| EXCERPTED PASSAGE |
* BEGIN *

Matt Malone, S.J., is traveling abroad.

As I prepared to read the Gospel at Mass on a recent Sunday with a small group of Jesuits in our house chapel, one of them caught my eye and made a quick petition: “Short form?” Similar negotiations, I have no doubt, have been taking place in sacristies around the world. The readings for these Sundays in the heart of Lent are long: first the woman at the well (Jn 4:5-42), then the man born blind (Jn 9:1-41) and finally the raising of Lazarus (Jn 11:1-45). And then on Palm Sunday we read the Passion narrative, which is longer yet.

All of these Gospel readings have a short form available. The introduction to the Lectionary explains that “longer and shorter versions are provided to suit different situations,” but it makes no practical suggestion as to which situations call for which version. Some are relatively obvious: A Mass with many small children is not the right place to read the longer form, for example. But by similar logic, a Mass with people who are capable of standing still for a little while might be exactly the place for the longer form. In this case, I decided my brother Jesuits could take it and read the whole chapter of John.

The instinct for compression, the drive to choose the fastest and most efficient means of conveying information or accomplishing a task, might seem to be the particular malady of the 21st century. But such truisms are themselves an expression of the same instinct: Give me an answer, a story, a theory, an explanation—right now and if possible, in a soundbite.

It is tempting to think that the main challenges to our attention are technological.

The pundit Mickey Kaus, all the way back in 2000, linked the compression of our attention with a speedup of our politics with the Feiler Faster Thesis, which he credits to Bruce Feiler. It posits that as the news cycle has accelerated, both voters and politicians have become comfortable processing information faster, allowing politics to move faster, thus further accelerating the news cycle. This process has perhaps reached its apotheosis as F.B.I director James Comey was called upon to correct a presidential tweet in real time during his testimony before the House Intelligence Committee. A tweet from the official @POTUS account asserted that the N.S.A. and F.B.I. had told Congress Russia did not influence the electoral process; Mr. Comey, under pressure, said that it “wasn’t our intention to say that today.”

Being comfortable receiving and processing information faster—though “comfortable” might overstate the case—unfortunately does not correlate with our ability to assess that information for truth, much less for wisdom.

It is tempting to think that the main challenges to our attention are technological, that the fault lies in the character limits of Twitter rather than in ourselves. But once we begin paying more careful attention, we will realize we cannot pass the blame quite so efficiently onto our modern era.

After all, this new digital age has also given us a renaissance of long-form journalism, streaming television series designed for a whole season to be watched at once and a new genre of podcasts where people listen at length to stories they could probably consume much faster in prose form. Whatever is going on when we start shifting uncomfortably, unwilling to wait more than five minutes for an answer, cannot be blamed—at least not exclusively—on the internet. When we are really interested in something, we are willing to devote significant time.

Instead, I suspect the compulsion for a quick response is actually about thinking that we already know the answer, which means that any effort and time devoted to finding it feels like wasted effort. If our partisan affiliations tell us in advance how we are going to respond to any political eventuality, then taking the time necessary to talk to each other, or even to listen to testimony before deciding how to vote, starts to feel like defeat rather than dialogue.

One reason it is worthwhile to stand through a long Gospel reading is to be reminded that the story is still going on and that we are caught up in it. That is also a reason for continuing to invest attention in politics and the problems of the common good, even and especially if we think we already know the answers.

* END *

| DATASET ROWS |
* BEGIN *

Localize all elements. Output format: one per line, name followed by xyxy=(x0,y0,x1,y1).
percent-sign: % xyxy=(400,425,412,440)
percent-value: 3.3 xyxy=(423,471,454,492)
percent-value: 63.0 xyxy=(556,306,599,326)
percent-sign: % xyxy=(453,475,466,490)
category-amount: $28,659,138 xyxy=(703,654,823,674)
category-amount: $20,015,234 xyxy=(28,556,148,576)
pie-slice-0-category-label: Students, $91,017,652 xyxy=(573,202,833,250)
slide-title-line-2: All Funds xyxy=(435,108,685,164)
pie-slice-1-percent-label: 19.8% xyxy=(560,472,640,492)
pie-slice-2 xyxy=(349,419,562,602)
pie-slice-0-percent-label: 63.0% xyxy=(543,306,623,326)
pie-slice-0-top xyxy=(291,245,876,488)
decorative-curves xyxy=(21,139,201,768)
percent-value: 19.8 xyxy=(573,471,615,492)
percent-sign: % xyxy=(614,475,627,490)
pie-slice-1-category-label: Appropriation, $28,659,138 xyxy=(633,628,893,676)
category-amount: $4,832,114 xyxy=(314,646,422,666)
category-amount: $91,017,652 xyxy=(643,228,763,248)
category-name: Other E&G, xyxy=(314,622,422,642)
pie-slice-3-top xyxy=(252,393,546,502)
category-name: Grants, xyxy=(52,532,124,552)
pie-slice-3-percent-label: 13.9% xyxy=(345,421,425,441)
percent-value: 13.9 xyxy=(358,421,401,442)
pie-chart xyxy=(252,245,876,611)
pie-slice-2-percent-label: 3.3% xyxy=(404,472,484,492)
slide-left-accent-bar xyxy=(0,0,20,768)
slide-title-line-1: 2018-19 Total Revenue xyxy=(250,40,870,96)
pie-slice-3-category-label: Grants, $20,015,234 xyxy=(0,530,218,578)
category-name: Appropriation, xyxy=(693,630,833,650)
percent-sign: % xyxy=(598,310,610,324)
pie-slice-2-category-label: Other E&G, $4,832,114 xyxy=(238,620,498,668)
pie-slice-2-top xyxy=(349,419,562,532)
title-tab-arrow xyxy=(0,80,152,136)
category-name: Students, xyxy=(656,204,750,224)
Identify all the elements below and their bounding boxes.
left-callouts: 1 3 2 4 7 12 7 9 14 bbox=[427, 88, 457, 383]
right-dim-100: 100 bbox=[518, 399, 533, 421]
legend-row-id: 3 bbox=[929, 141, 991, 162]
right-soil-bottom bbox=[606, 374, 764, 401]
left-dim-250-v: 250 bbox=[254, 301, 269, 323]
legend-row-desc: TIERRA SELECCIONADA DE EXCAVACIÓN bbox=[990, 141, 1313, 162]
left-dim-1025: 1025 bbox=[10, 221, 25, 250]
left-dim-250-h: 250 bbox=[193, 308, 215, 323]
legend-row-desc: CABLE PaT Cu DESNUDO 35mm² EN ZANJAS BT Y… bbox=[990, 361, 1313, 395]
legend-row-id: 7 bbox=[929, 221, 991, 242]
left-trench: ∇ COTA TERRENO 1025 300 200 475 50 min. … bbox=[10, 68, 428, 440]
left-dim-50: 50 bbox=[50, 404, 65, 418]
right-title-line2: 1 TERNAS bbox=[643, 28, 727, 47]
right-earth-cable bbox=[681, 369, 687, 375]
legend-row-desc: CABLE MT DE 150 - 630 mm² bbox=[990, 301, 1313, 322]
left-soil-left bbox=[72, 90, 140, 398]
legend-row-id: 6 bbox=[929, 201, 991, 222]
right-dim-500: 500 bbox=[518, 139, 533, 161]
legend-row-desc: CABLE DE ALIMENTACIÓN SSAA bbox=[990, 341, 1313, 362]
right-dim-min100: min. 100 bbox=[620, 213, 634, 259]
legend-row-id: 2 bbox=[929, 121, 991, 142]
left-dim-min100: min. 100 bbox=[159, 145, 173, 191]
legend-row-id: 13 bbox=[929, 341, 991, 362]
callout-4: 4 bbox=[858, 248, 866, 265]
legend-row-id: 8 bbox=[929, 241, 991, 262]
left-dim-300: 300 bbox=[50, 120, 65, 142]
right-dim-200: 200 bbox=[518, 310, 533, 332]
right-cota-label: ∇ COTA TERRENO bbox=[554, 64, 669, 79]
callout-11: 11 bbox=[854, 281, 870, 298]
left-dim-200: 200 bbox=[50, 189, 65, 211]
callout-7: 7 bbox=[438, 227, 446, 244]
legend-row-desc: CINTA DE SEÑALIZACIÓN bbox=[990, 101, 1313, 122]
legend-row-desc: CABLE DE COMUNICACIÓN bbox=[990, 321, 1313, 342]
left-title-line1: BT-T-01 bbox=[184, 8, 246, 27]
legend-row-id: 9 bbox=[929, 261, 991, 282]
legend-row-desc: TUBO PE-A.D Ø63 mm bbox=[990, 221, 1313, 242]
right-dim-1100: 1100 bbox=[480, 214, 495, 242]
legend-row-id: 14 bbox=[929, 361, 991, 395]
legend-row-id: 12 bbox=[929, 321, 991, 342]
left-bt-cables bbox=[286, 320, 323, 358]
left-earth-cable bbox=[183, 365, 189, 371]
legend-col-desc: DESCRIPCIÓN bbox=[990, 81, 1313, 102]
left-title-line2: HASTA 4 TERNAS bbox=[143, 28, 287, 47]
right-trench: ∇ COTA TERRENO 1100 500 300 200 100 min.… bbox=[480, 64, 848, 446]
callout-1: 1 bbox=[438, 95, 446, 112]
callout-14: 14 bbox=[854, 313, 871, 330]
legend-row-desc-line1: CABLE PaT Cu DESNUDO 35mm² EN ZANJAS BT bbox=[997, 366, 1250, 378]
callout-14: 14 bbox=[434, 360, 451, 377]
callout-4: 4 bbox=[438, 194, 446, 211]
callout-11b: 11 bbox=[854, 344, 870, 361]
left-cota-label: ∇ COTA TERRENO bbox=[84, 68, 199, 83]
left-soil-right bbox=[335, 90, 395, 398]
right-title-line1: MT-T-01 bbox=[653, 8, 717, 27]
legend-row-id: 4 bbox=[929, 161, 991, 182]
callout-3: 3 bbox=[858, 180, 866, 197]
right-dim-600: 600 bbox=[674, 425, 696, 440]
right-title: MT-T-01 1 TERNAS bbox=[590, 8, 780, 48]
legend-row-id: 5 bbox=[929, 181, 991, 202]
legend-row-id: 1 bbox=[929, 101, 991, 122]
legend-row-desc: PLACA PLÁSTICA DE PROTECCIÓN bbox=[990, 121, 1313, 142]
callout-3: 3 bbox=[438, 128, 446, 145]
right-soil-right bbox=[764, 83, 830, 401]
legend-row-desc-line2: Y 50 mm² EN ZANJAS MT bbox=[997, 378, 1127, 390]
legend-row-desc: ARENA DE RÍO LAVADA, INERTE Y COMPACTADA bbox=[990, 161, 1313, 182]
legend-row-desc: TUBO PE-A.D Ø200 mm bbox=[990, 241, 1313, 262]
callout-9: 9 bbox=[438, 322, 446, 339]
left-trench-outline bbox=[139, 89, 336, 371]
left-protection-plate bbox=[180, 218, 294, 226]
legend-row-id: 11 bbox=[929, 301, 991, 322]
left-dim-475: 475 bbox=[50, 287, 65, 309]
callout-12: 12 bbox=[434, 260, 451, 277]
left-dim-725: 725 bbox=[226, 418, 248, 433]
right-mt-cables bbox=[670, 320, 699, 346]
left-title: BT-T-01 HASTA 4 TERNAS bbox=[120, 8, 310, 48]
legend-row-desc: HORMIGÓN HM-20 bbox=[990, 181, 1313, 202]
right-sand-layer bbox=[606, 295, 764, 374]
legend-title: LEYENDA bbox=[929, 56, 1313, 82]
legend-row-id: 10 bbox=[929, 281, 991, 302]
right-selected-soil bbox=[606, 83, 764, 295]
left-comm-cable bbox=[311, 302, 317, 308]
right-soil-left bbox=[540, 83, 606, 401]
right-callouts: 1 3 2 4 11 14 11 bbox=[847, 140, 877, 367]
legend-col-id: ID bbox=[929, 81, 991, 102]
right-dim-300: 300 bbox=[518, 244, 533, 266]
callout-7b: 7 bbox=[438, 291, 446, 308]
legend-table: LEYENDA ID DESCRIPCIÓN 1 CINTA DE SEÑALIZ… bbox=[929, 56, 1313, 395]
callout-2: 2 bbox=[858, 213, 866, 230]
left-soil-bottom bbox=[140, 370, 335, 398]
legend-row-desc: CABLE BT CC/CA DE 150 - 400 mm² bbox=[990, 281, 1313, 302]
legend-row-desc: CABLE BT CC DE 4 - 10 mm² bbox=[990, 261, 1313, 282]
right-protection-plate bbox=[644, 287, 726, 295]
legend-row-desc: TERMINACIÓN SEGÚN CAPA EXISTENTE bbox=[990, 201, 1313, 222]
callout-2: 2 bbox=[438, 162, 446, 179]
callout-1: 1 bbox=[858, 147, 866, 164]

* END *

| SET EXERCISE |
From the essay on long Gospel readings, pull out the passage starting at "The instinct for" and ending at "attention are technological.". The entries have no connection to the essay on long Gospel readings.

| REPLY TO THE EXERCISE |
The instinct for compression, the drive to choose the fastest and most efficient means of conveying information or accomplishing a task, might seem to be the particular malady of the 21st century. But such truisms are themselves an expression of the same instinct: Give me an answer, a story, a theory, an explanation—right now and if possible, in a soundbite.

It is tempting to think that the main challenges to our attention are technological.